- _CONSIGNE 1_:
Répondez aux questions suivantes à partir du texte sur le prince William.
(a) À quelle date la vidéo a-t-elle été publiée sur TikTok ?
(b) Sur quel lieu l'hélicoptère se pose-t-il ?
(c) Quand le prince George a-t-il fêté ses 12 ans ?
- _CONSIGNE 2_: Transcrivez le passage du texte sur le prince William qui commence par "L'objectif de cette" et se poursuit jusqu'à "cas de drame.".

Prince William : cette "violente entorse" au protocole qui choque les fans de la royauté
L'actualité de la famille royale britannique, souvent rythmée par la rigidité de ses traditions, est secouée par une vidéo furtive qui fait grand bruit Outre-Manche, rapporte Marie-Claire. Publiée sur TikTok le 6 janvier 2026, elle montre le prince William, son fils ainé, le prince George et la princesse Charlotte, sa file, arrivant en hélicoptère sur le tarmac enneigé du palais de Kensington. Ce qui pourrait ressembler à un simple retour de vacances d'hiver se transforme en polémique pour les observateurs de la Couronne. Il s'agit, selon certains experts, d'une violente entorse au protocole de la part du mari de Kate Middleton prince William. La séquence a provoqué une onde de choc immédiate sur les réseaux sociaux. Retour sur une controverse qui agite Londres.
Protocole et succession : le danger de l'hélicoptère pour George et William
Tout est parti d'un court clip diffusé sur les plateformes sociales, montrant le trio royal descendant de l'appareil. La réaction des internautes ne s'est pas fait attendre, oscillant entre confusion et stupéfaction. "Je suis très choquée que le prince William ait voyagé avec le prince George. Je ne pensais pas qu'ils avaient le droit de voyager ensemble", s'est exclamée une utilisatrice de TikTok en commentaire de la vidéo, traduisant le sentiment général. Un autre s'exclame : "C'est absurde. Les trois prochains dans l'ordre de succession au trône britannique, tous dans le même hélicoptère" rapportent nos confrères. Le cœur du problème réside dans une règle sécuritaire aussi ancienne que stricte : l'interdiction pour plusieurs héritiers directs du trône d'emprunter le même aéronef.
L'objectif de cette mesure est de protéger la continuité de la monarchie en cas d'accident. Historiquement, cette séparation devient impérative à partir d'un âge précis. Or, le fait de voir le prince George dans un hélicoptère avec son père William pose problème car le jeune garçon a fêté ses 12 ans en juillet 2025. Théoriquement, il devrait désormais voyager séparément de son père pour assurer la survie de la Couronne en cas de drame.

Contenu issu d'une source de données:
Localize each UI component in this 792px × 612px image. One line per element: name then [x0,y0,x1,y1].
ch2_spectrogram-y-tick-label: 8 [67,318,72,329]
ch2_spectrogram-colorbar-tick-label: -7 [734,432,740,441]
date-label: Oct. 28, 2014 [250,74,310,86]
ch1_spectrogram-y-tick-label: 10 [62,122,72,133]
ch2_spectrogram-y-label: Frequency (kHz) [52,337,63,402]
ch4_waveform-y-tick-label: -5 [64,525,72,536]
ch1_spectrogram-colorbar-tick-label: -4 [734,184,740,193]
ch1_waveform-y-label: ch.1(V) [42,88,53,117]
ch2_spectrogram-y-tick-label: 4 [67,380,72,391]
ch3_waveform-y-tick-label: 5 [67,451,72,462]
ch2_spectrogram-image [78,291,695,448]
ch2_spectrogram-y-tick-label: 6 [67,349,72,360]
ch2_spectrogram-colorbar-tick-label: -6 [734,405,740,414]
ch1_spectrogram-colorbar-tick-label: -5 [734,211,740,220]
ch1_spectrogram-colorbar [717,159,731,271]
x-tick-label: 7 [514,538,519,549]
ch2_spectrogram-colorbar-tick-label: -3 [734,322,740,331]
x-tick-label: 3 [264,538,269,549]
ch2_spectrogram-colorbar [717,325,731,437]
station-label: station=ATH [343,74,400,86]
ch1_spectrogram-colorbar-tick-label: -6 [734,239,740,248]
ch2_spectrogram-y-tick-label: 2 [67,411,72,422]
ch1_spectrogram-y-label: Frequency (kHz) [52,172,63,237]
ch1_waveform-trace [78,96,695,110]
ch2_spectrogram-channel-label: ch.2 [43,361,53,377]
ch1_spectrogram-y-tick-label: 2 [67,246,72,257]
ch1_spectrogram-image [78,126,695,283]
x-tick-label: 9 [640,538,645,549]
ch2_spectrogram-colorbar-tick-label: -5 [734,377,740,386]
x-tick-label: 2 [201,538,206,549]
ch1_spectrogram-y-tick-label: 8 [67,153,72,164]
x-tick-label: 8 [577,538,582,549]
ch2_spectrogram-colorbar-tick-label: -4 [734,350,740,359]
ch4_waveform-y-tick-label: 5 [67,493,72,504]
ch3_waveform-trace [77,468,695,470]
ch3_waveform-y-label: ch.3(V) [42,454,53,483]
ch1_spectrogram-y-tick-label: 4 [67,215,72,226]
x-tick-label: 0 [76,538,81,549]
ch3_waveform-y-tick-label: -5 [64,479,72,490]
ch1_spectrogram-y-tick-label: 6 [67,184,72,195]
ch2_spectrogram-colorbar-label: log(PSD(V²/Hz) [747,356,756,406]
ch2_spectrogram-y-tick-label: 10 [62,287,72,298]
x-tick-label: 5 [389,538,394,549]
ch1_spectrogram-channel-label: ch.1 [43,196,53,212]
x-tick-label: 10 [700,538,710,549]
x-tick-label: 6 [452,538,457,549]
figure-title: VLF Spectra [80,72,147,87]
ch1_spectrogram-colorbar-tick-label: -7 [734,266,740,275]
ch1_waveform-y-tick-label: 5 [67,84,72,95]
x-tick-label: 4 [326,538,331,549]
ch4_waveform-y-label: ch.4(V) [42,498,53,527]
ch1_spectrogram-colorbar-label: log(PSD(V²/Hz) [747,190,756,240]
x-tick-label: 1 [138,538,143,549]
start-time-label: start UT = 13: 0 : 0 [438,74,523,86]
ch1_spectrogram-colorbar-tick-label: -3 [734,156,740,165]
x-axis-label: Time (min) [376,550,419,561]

- _RÉPONSE 1_:
(a) Le 6 janvier 2026.
(b) Sur le tarmac enneigé du palais de Kensington.
(c) En juillet 2025.

- _RÉPONSE 2_:
L'objectif de cette mesure est de protéger la continuité de la monarchie en cas d'accident. Historiquement, cette séparation devient impérative à partir d'un âge précis. Or, le fait de voir le prince George dans un hélicoptère avec son père William pose problème car le jeune garçon a fêté ses 12 ans en juillet 2025. Théoriquement, il devrait désormais voyager séparément de son père pour assurer la survie de la Couronne en cas de drame.